Only the number is needed: how many lines contain the word "that"?

[Part of a data file]
* * * * *
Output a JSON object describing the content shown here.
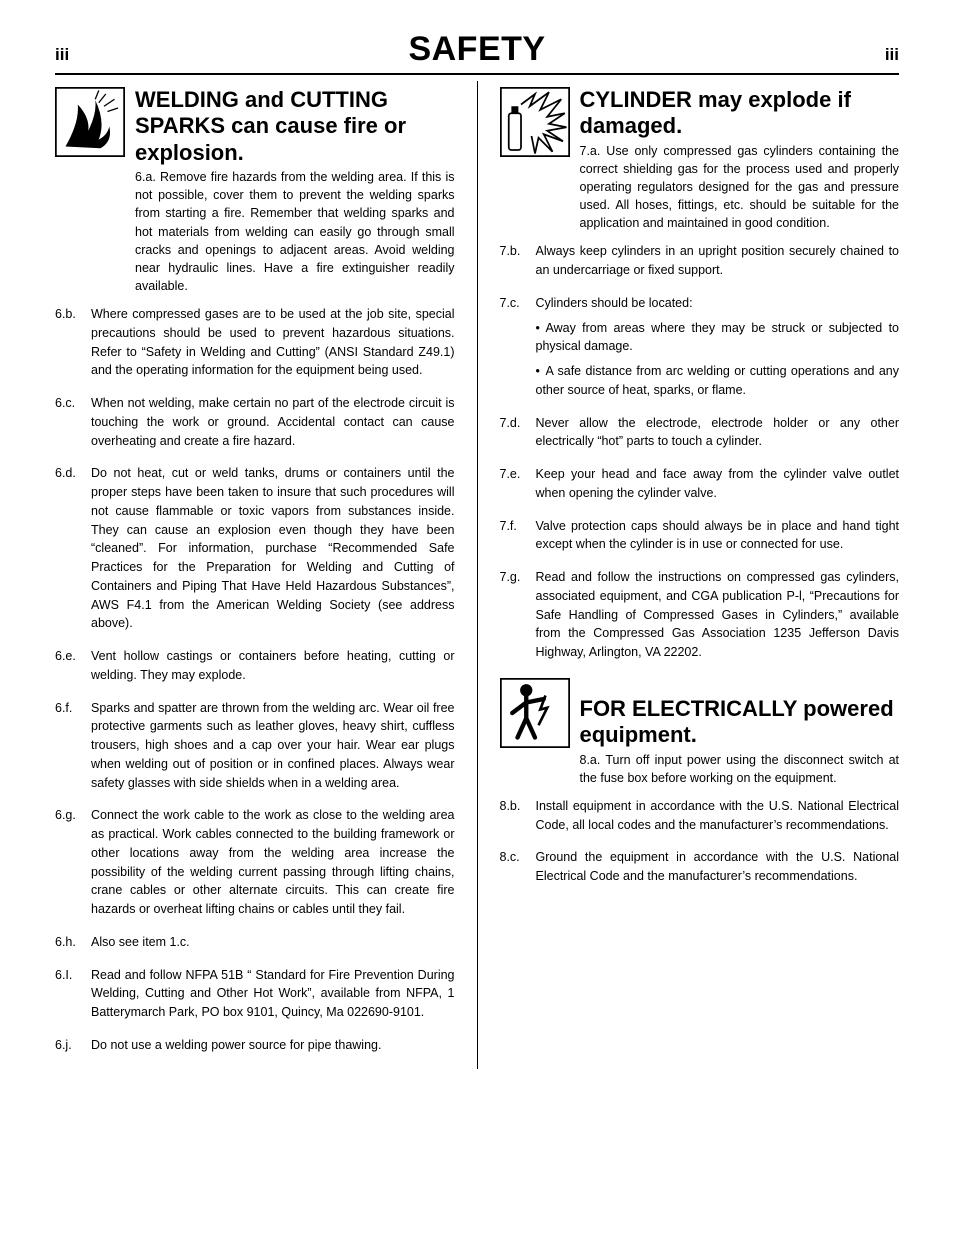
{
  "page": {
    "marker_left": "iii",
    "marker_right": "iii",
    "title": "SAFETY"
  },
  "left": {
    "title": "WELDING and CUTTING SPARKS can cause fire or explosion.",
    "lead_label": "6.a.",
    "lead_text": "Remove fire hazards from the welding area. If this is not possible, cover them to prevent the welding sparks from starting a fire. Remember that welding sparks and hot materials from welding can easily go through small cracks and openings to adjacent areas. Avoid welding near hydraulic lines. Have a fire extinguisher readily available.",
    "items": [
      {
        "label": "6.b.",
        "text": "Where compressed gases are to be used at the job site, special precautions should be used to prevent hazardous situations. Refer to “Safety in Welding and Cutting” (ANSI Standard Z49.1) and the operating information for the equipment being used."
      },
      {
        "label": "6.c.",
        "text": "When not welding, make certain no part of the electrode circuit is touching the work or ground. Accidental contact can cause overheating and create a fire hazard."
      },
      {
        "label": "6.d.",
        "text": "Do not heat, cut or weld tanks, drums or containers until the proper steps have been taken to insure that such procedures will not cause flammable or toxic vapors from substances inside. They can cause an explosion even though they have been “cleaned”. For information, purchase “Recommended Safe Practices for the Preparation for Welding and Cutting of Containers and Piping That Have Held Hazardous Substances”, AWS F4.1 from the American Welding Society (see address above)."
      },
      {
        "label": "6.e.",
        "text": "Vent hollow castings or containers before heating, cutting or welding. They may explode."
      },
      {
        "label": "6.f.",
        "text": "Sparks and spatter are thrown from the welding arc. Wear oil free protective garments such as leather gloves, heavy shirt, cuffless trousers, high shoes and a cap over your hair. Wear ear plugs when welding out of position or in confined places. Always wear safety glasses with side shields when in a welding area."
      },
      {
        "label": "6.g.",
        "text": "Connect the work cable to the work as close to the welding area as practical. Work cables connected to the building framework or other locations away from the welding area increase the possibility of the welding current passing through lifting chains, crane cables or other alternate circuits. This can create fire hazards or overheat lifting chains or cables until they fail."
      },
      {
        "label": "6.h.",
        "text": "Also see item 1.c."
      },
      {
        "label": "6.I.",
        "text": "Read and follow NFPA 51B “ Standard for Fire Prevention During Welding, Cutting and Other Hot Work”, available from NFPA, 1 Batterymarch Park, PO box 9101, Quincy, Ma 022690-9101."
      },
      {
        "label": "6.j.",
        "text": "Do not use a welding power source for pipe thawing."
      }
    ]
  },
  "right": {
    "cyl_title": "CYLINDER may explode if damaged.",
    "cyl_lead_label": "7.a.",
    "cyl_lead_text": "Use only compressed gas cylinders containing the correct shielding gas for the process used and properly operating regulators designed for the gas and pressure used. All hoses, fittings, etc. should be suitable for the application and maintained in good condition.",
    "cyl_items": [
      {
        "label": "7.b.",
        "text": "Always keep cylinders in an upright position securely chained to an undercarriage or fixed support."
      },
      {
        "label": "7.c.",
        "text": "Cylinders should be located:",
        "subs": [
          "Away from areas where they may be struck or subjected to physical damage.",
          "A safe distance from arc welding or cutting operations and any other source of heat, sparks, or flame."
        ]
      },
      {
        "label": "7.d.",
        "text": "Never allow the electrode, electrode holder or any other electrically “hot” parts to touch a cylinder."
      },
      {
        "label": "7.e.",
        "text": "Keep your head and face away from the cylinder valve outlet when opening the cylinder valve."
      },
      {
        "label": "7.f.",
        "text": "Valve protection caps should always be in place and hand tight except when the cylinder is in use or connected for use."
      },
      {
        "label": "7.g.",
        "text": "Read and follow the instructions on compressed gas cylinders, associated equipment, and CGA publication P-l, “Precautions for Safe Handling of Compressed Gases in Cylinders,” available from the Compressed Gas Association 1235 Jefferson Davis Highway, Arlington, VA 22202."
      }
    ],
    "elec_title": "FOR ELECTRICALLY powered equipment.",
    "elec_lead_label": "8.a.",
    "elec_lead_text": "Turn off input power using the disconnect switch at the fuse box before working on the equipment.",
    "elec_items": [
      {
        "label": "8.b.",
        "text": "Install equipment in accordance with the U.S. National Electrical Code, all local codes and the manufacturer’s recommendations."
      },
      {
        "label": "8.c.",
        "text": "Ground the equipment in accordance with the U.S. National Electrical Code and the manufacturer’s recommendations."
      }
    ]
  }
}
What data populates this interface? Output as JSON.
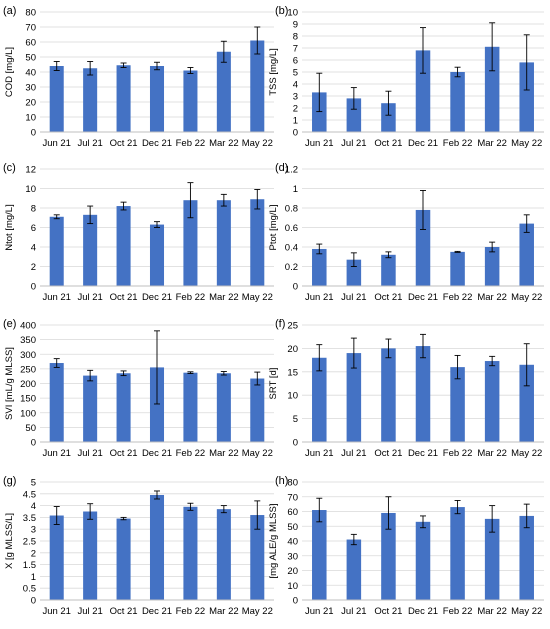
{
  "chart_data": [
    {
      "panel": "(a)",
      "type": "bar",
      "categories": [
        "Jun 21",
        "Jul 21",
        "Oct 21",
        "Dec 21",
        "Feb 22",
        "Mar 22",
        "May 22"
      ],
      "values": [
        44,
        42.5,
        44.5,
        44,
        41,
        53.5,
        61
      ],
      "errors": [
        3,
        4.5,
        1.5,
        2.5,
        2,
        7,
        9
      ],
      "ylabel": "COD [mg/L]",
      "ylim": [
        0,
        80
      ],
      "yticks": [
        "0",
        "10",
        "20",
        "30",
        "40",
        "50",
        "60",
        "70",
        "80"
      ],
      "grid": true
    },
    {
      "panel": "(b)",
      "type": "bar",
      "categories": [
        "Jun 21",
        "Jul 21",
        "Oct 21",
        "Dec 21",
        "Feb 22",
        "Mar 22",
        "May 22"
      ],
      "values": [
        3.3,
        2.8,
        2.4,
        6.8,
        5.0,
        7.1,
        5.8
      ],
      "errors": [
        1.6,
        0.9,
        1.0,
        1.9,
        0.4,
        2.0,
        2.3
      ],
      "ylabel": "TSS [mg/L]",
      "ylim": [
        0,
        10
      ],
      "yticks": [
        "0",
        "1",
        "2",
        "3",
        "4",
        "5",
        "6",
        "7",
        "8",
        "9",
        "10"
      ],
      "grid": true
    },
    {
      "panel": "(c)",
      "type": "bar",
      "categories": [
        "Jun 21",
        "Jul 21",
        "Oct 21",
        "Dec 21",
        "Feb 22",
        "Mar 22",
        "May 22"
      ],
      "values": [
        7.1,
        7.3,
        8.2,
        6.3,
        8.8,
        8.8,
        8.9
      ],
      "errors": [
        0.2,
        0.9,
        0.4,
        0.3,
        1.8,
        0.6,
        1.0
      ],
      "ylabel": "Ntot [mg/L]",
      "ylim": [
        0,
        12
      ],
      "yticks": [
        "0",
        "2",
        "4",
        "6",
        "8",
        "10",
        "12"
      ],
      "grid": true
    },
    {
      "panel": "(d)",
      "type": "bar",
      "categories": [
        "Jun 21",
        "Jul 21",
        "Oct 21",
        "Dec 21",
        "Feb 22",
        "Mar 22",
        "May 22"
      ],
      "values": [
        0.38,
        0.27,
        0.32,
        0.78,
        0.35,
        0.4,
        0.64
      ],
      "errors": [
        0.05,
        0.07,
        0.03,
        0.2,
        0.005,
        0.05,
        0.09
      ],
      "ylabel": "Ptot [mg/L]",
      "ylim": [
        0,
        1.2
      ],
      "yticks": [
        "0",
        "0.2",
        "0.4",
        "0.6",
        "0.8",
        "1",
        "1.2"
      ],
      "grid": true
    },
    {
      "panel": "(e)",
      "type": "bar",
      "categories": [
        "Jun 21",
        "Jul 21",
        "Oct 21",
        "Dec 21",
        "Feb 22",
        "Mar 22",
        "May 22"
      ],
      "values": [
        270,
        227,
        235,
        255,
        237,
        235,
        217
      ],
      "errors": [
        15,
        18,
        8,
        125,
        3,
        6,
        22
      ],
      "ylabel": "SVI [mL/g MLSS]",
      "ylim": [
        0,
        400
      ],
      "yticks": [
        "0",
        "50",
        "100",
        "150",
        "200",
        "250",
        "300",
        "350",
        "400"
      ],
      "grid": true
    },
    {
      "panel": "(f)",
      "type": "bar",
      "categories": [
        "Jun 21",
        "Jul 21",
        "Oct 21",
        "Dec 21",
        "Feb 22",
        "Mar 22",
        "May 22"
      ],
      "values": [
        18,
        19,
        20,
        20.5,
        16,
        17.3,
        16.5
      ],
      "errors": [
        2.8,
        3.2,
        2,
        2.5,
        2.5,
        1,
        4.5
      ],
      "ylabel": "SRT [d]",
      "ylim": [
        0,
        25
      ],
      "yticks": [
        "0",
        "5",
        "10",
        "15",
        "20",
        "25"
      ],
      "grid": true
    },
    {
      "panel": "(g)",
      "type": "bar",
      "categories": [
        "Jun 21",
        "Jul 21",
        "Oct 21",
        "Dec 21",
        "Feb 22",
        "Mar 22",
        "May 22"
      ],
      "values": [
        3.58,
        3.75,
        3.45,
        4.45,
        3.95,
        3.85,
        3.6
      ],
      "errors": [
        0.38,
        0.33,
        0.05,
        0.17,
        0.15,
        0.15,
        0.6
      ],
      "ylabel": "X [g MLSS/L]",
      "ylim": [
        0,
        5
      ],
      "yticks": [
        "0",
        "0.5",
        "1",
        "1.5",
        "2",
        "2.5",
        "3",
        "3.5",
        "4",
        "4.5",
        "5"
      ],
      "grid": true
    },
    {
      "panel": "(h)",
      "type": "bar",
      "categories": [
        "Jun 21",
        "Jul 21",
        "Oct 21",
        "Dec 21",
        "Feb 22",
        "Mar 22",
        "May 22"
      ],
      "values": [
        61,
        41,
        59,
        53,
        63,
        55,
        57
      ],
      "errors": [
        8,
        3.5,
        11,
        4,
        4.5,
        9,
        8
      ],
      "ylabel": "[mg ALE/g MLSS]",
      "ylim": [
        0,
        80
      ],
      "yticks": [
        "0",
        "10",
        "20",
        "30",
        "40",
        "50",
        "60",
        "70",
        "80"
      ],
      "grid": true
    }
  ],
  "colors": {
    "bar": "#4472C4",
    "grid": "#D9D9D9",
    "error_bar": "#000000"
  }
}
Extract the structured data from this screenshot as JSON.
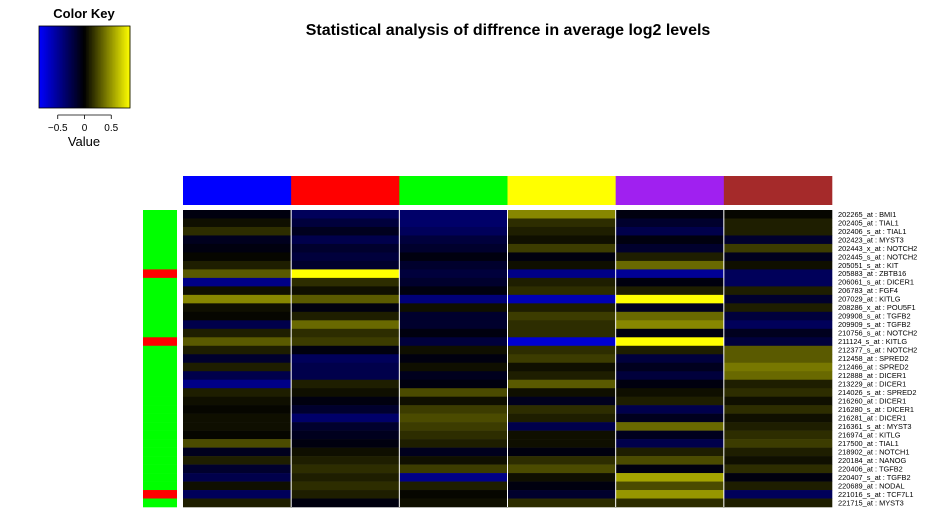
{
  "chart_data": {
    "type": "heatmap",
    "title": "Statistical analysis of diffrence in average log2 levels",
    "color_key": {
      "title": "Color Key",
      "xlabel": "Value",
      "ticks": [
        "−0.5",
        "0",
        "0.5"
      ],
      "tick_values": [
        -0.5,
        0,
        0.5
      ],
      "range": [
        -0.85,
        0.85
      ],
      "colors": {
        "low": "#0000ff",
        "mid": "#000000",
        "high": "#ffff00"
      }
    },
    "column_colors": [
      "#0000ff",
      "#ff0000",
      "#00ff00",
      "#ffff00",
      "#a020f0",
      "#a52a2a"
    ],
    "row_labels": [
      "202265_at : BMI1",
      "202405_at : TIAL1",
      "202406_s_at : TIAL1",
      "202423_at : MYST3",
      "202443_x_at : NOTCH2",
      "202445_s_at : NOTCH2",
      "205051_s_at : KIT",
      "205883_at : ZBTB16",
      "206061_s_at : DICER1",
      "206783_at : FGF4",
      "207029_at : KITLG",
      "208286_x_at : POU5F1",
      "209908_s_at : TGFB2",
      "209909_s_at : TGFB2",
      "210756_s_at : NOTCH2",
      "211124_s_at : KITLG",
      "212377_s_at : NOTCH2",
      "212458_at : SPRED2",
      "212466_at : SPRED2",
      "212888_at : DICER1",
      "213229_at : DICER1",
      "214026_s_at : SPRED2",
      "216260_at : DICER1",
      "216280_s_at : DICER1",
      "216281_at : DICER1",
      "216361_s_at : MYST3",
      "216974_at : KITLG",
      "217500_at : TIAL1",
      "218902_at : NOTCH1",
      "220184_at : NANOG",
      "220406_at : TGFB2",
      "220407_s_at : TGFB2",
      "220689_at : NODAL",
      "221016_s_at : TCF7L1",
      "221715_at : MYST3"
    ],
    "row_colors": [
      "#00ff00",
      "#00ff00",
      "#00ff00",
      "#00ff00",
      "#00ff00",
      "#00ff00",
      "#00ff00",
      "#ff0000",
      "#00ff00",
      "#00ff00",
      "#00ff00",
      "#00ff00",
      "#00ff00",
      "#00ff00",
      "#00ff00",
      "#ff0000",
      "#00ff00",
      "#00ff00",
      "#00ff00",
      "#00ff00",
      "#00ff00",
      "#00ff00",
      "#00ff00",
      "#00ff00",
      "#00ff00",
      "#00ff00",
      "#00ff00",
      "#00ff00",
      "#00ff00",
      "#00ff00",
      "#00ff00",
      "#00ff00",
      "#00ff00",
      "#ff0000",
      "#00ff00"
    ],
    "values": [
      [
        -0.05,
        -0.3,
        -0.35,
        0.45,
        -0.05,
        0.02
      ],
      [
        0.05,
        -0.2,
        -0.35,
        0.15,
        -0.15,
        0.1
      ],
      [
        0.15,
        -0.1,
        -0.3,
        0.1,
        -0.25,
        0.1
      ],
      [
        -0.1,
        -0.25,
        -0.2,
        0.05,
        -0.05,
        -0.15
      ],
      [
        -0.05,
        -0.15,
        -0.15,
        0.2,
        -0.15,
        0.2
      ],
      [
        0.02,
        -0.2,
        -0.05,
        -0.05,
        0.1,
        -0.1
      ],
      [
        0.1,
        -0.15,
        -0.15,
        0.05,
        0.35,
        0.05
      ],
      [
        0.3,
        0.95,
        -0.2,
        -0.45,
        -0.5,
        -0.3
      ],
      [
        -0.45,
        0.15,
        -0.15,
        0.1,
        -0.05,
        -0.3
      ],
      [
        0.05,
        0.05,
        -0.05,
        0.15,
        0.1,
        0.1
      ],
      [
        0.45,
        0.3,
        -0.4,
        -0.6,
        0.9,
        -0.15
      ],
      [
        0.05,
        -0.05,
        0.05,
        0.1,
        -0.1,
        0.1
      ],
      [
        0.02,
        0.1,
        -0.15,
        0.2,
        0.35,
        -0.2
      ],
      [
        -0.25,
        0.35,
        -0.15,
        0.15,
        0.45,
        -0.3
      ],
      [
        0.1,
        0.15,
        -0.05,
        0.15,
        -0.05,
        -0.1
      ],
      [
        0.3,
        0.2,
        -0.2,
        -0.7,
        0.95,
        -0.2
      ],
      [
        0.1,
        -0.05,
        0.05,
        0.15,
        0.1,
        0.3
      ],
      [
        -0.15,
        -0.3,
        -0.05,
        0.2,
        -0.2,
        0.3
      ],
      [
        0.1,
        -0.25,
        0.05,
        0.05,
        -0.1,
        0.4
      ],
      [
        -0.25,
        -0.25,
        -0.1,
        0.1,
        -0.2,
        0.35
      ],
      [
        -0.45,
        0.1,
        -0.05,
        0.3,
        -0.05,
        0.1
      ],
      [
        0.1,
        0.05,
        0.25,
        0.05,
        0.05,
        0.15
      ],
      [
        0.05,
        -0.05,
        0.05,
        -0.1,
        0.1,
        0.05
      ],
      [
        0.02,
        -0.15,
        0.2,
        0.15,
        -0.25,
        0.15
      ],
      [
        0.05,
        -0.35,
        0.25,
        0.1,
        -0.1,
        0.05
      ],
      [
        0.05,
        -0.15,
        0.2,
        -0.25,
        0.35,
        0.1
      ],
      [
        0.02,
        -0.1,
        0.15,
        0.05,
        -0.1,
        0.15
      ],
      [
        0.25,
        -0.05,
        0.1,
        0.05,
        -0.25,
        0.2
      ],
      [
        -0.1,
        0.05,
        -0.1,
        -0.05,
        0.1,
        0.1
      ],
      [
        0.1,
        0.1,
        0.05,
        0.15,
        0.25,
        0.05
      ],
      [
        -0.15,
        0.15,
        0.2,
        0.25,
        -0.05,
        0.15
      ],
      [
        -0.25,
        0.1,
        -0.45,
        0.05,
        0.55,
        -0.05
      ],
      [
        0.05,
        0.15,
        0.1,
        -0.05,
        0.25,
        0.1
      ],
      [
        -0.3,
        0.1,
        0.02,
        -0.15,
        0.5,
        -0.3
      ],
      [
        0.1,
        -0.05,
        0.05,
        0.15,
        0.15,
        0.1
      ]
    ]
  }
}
* * * * *
- _Finished answer_:
2